Please copy every line of the records below that holds the word "color".

> **Data excerpts**:
☆ ☆ ☆

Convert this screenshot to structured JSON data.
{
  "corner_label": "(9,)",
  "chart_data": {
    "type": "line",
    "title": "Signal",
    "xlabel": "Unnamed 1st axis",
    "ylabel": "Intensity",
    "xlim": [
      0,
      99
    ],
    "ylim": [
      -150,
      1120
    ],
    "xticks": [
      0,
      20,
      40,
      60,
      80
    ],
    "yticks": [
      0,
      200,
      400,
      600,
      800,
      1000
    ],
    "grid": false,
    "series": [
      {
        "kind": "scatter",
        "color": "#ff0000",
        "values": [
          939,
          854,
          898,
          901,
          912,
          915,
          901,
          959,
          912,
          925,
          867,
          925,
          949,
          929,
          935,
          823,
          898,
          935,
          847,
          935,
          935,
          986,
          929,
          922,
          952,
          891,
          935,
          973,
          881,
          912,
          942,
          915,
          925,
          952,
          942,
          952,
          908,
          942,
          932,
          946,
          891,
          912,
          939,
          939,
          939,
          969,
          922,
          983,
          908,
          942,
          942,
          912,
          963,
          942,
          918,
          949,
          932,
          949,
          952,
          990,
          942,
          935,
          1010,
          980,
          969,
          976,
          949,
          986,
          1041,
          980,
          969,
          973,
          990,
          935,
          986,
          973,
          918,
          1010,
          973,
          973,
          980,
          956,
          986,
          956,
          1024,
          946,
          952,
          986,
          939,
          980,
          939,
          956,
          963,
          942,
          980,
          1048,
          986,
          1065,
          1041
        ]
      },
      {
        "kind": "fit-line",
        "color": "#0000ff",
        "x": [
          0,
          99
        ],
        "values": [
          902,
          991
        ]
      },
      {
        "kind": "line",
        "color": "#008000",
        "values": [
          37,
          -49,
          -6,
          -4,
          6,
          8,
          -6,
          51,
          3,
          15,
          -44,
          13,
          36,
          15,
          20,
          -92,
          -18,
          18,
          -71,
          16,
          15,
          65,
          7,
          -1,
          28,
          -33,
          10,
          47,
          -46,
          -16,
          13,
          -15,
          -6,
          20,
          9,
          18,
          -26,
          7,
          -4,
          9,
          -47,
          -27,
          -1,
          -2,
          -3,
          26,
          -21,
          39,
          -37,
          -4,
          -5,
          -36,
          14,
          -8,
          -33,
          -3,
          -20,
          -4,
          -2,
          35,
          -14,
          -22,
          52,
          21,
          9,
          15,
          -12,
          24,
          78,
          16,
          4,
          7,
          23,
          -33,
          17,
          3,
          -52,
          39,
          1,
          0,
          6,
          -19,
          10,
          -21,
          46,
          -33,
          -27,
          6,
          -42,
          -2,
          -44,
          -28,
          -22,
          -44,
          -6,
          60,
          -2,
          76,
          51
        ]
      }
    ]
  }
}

☆ ☆ ☆

> **Full response**:
        "color": "#ff0000",
        "color": "#0000ff",
        "color": "#008000",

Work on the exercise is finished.